**PROBLEM TO SOLVE:** Output every entry exactly as written.

**RECORD SET:**

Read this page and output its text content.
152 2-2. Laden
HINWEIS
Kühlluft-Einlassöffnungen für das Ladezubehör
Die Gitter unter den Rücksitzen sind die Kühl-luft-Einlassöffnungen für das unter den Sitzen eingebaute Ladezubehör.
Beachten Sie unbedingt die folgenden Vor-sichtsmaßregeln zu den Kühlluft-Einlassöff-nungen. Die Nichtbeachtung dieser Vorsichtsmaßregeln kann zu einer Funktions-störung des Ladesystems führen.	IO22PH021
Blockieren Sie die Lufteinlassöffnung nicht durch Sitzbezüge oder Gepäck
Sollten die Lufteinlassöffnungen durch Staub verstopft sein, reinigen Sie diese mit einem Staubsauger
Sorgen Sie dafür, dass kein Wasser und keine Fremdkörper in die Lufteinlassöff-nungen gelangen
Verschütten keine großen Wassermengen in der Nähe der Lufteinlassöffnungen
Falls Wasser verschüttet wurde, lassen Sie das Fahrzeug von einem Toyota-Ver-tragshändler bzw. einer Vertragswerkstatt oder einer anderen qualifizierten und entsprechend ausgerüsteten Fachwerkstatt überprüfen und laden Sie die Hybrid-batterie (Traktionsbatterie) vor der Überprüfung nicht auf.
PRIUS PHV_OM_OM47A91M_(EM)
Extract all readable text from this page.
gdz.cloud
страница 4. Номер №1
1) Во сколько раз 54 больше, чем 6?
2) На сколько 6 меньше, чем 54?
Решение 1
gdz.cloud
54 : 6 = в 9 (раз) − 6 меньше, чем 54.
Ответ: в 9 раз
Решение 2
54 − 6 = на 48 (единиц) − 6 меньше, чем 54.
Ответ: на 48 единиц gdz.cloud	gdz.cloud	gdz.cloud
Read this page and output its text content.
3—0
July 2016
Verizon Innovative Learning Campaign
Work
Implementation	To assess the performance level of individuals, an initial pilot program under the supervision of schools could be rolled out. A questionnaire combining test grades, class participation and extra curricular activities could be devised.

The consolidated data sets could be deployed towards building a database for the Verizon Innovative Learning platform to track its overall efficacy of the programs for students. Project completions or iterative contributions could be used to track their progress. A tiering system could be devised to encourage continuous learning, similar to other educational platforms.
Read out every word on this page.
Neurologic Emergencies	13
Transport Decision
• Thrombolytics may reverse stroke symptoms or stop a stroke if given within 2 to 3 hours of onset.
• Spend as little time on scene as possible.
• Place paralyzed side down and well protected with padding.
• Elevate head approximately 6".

**CORRECT RESPONSE:**
Read this page and output its text content.
152 2-2. Laden
HINWEIS
Kühlluft-Einlassöffnungen für das Ladezubehör
Die Gitter unter den Rücksitzen sind die Kühl-luft-Einlassöffnungen für das unter den Sitzen eingebaute Ladezubehör.
Beachten Sie unbedingt die folgenden Vor-sichtsmaßregeln zu den Kühlluft-Einlassöff-nungen. Die Nichtbeachtung dieser Vorsichtsmaßregeln kann zu einer Funktions-störung des Ladesystems führen.	IO22PH021
Blockieren Sie die Lufteinlassöffnung nicht durch Sitzbezüge oder Gepäck
Sollten die Lufteinlassöffnungen durch Staub verstopft sein, reinigen Sie diese mit einem Staubsauger
Sorgen Sie dafür, dass kein Wasser und keine Fremdkörper in die Lufteinlassöff-nungen gelangen
Verschütten keine großen Wassermengen in der Nähe der Lufteinlassöffnungen
Falls Wasser verschüttet wurde, lassen Sie das Fahrzeug von einem Toyota-Ver-tragshändler bzw. einer Vertragswerkstatt oder einer anderen qualifizierten und entsprechend ausgerüsteten Fachwerkstatt überprüfen und laden Sie die Hybrid-batterie (Traktionsbatterie) vor der Überprüfung nicht auf.
PRIUS PHV_OM_OM47A91M_(EM)
Extract all readable text from this page.
gdz.cloud
страница 4. Номер №1
1) Во сколько раз 54 больше, чем 6?
2) На сколько 6 меньше, чем 54?
Решение 1
gdz.cloud
54 : 6 = в 9 (раз) − 6 меньше, чем 54.
Ответ: в 9 раз
Решение 2
54 − 6 = на 48 (единиц) − 6 меньше, чем 54.
Ответ: на 48 единиц gdz.cloud	gdz.cloud	gdz.cloud
Read this page and output its text content.
3—0
July 2016
Verizon Innovative Learning Campaign
Work
Implementation	To assess the performance level of individuals, an initial pilot program under the supervision of schools could be rolled out. A questionnaire combining test grades, class participation and extra curricular activities could be devised.

The consolidated data sets could be deployed towards building a database for the Verizon Innovative Learning platform to track its overall efficacy of the programs for students. Project completions or iterative contributions could be used to track their progress. A tiering system could be devised to encourage continuous learning, similar to other educational platforms.
Read out every word on this page.
Neurologic Emergencies	13
Transport Decision
• Thrombolytics may reverse stroke symptoms or stop a stroke if given within 2 to 3 hours of onset.
• Spend as little time on scene as possible.
• Place paralyzed side down and well protected with padding.
• Elevate head approximately 6".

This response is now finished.